### Task requirements
Keep only the lines where "matches" appears.

### Material for this exercise
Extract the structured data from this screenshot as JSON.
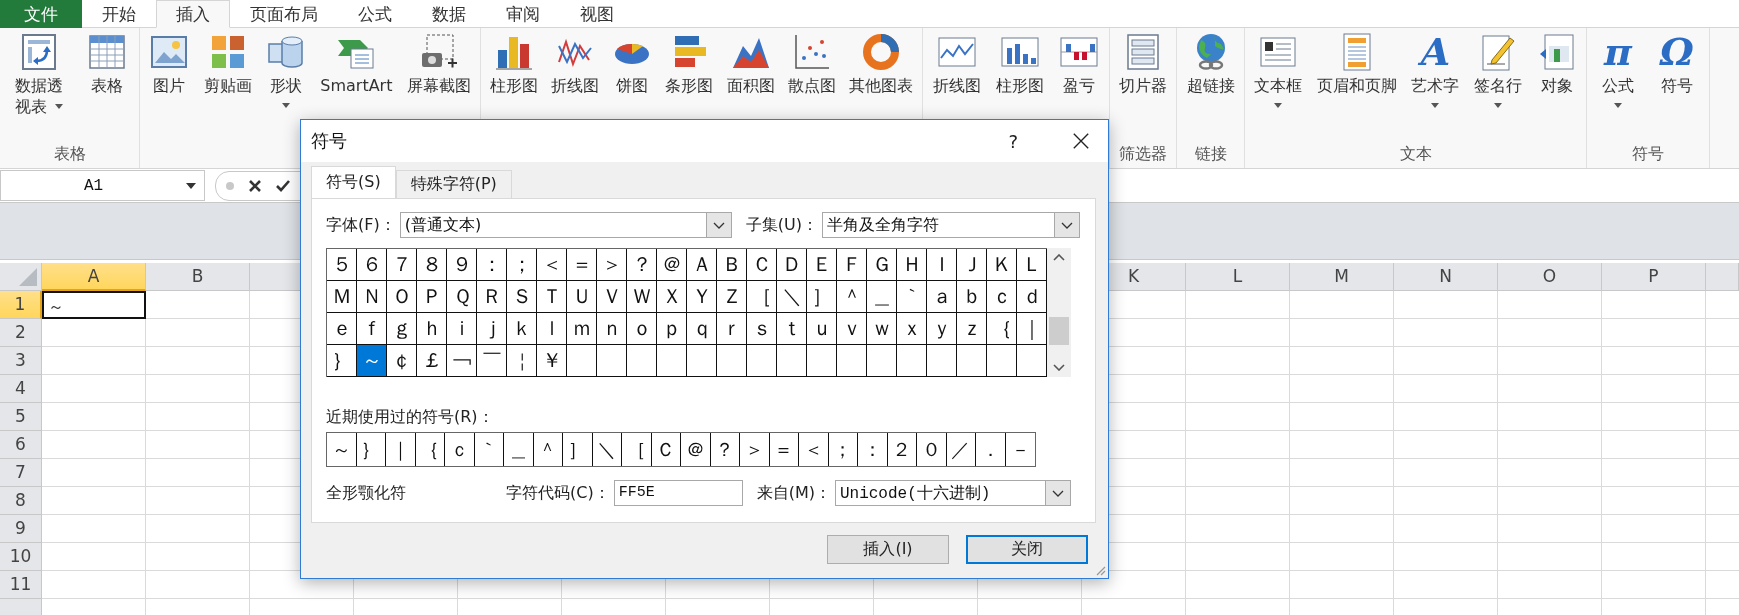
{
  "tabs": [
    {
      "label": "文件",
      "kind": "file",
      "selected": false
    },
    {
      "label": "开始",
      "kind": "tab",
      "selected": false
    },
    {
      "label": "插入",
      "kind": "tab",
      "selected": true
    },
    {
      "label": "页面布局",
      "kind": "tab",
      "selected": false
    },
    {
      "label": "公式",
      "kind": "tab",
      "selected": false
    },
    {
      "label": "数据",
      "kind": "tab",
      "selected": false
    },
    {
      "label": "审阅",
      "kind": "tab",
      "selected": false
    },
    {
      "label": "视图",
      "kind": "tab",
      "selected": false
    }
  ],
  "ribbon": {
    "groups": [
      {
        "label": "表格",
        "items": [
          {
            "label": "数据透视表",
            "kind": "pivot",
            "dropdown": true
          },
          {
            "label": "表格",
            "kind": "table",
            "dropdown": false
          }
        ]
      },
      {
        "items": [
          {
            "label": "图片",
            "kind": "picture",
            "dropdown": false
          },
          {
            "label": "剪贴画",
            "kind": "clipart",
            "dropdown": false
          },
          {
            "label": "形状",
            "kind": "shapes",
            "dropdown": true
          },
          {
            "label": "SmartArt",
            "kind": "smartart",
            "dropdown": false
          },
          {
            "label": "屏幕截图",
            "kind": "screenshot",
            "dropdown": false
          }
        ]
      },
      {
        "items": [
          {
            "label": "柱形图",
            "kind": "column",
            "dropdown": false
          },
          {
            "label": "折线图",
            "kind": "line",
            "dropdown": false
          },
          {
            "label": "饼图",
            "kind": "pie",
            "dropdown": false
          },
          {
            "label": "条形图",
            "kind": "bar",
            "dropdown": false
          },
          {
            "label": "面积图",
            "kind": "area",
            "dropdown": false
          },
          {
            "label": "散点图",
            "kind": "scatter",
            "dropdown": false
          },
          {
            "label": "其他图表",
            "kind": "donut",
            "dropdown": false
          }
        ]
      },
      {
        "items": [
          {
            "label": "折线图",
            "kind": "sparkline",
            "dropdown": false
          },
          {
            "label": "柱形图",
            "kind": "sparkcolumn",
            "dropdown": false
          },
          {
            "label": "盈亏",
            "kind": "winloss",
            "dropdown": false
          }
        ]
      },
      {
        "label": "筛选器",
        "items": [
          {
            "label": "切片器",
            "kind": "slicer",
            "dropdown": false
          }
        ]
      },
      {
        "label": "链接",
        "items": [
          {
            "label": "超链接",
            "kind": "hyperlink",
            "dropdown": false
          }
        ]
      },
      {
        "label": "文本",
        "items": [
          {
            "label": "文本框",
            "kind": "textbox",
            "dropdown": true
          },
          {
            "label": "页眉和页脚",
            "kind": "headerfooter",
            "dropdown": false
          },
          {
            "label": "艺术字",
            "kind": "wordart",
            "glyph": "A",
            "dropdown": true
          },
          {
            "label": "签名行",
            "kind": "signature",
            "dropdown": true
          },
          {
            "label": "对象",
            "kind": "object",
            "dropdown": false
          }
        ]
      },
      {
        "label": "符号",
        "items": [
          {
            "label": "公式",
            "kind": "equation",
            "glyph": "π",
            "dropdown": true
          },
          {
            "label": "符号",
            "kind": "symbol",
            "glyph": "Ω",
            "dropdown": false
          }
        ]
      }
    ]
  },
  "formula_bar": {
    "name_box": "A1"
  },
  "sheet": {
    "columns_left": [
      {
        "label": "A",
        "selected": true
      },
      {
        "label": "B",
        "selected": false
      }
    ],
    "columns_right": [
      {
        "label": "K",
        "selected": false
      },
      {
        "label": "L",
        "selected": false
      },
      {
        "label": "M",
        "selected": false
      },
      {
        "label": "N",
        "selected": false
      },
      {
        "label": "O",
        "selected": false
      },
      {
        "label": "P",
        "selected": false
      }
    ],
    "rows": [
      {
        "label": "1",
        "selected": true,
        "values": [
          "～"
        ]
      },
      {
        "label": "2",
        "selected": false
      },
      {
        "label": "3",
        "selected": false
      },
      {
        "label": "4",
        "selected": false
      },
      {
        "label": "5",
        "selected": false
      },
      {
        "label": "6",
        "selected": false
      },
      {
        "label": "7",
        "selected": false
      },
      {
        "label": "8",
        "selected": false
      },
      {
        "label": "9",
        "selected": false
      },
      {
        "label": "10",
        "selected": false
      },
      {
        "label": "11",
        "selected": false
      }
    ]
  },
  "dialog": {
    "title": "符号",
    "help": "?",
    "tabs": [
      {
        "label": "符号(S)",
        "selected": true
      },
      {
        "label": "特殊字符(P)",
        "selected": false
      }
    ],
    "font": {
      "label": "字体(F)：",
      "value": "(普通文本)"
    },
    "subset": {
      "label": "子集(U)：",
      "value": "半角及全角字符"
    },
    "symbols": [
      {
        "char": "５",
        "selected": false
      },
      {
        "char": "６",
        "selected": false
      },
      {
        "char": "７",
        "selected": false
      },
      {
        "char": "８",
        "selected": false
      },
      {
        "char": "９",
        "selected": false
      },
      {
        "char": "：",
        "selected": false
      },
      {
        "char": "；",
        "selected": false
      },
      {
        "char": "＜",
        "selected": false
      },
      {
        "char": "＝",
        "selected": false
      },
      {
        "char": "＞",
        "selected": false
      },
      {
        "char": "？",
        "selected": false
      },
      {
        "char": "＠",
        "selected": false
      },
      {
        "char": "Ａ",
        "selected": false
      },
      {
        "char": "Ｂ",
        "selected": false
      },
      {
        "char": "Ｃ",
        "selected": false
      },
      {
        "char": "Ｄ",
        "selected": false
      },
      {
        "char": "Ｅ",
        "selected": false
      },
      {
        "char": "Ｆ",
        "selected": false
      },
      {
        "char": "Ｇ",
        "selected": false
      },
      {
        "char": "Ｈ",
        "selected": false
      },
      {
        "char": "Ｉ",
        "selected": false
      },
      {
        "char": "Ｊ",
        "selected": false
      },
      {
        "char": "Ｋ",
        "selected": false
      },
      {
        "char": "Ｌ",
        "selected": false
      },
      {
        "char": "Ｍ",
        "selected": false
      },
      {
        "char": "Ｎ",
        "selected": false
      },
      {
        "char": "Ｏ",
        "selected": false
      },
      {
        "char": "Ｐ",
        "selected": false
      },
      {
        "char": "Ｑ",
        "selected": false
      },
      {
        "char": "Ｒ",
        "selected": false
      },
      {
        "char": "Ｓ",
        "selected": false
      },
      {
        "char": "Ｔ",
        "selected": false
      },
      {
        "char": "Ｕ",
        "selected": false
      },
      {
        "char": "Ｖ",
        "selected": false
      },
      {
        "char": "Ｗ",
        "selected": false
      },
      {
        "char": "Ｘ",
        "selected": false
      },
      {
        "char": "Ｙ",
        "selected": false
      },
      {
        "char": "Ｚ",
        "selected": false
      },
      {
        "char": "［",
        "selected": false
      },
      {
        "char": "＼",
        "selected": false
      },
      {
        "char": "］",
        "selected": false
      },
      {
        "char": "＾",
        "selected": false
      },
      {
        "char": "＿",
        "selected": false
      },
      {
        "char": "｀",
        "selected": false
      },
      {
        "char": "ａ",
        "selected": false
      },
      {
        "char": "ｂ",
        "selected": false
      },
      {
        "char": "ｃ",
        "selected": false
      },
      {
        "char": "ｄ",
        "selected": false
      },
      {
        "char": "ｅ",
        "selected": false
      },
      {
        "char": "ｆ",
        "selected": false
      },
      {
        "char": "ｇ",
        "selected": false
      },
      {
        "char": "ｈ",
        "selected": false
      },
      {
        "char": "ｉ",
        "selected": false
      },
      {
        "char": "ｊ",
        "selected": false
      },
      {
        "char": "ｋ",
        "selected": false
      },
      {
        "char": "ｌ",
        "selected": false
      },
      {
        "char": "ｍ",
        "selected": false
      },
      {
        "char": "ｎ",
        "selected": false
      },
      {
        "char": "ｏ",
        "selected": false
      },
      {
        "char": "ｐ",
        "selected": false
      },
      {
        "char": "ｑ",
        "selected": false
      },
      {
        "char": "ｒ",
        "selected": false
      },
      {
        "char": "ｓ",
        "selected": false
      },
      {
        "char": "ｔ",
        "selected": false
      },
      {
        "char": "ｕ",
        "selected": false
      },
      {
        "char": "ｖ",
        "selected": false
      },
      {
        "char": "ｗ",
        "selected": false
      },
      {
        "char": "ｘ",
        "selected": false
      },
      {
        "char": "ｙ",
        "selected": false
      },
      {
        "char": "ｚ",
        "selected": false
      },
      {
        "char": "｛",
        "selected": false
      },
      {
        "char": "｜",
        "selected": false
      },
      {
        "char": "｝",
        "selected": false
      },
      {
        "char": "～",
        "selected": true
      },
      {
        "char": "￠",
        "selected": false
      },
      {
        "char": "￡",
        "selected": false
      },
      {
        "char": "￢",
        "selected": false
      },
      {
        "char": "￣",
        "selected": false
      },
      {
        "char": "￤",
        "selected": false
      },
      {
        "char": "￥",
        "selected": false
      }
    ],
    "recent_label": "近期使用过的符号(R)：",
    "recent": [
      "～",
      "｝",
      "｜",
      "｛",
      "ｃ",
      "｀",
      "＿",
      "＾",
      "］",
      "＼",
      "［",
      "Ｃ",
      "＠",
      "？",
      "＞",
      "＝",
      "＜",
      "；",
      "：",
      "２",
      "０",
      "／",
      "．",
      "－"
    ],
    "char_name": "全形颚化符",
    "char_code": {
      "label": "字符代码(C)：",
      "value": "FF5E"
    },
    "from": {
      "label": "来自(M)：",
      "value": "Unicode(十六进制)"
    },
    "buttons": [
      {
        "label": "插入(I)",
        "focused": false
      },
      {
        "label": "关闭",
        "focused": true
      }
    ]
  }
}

--

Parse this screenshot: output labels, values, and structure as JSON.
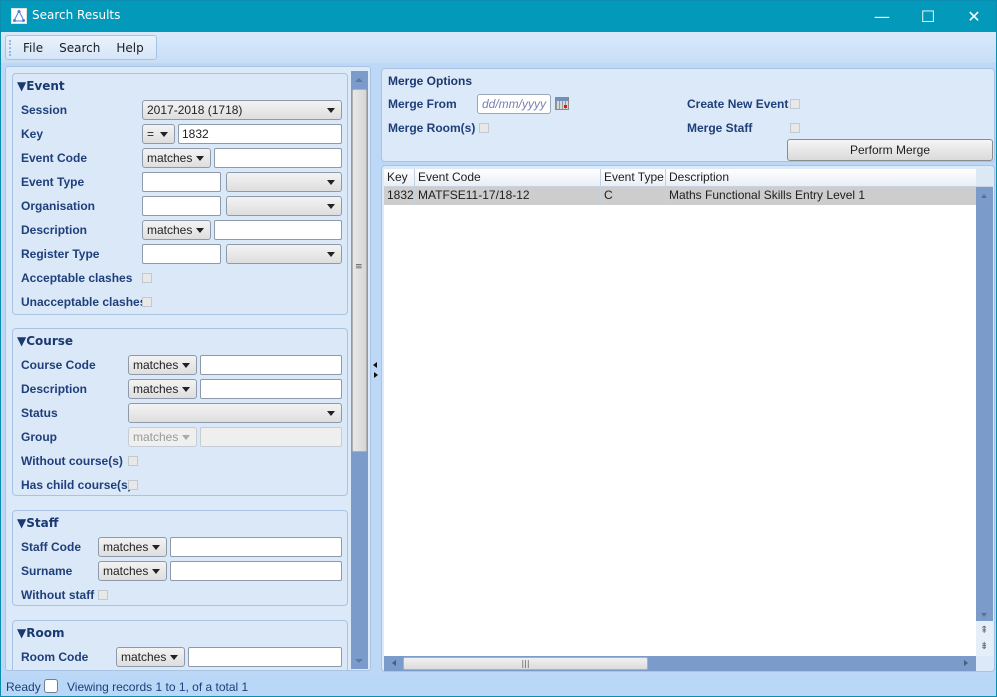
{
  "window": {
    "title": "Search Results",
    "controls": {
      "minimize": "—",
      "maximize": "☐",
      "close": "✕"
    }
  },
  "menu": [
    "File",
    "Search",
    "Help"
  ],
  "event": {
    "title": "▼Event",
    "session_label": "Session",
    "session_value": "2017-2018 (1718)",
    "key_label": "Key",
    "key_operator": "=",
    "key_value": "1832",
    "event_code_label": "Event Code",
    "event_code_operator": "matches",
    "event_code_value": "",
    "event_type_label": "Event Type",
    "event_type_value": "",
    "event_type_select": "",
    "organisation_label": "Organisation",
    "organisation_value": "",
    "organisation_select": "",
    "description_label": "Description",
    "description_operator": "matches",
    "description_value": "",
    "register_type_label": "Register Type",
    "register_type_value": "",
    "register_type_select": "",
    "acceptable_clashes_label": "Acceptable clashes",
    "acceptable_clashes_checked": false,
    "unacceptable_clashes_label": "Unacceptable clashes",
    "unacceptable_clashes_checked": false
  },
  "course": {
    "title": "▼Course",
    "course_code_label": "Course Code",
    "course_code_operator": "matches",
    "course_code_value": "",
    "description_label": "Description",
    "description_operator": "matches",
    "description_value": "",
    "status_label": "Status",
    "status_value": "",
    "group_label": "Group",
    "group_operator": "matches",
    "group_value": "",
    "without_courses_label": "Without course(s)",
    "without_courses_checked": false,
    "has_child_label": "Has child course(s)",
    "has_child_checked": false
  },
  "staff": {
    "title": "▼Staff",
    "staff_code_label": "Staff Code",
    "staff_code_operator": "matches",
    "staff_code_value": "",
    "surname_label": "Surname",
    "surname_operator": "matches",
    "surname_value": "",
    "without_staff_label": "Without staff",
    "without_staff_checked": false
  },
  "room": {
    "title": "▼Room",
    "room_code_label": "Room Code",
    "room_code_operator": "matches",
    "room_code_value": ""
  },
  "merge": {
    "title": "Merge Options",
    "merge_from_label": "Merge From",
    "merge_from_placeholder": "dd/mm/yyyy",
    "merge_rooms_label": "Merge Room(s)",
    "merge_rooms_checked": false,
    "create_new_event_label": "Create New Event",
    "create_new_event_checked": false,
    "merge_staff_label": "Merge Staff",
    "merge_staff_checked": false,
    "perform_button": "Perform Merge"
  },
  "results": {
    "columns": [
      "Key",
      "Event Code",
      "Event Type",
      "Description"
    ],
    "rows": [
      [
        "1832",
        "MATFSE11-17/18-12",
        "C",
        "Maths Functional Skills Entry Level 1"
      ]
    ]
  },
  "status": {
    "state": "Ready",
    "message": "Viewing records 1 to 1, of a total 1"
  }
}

### Solved problem
    "event_code_operator": "matches",
    "description_operator": "matches",
    "course_code_operator": "matches",
    "description_operator": "matches",
    "group_operator": "matches",
    "staff_code_operator": "matches",
    "surname_operator": "matches",
    "room_code_operator": "matches",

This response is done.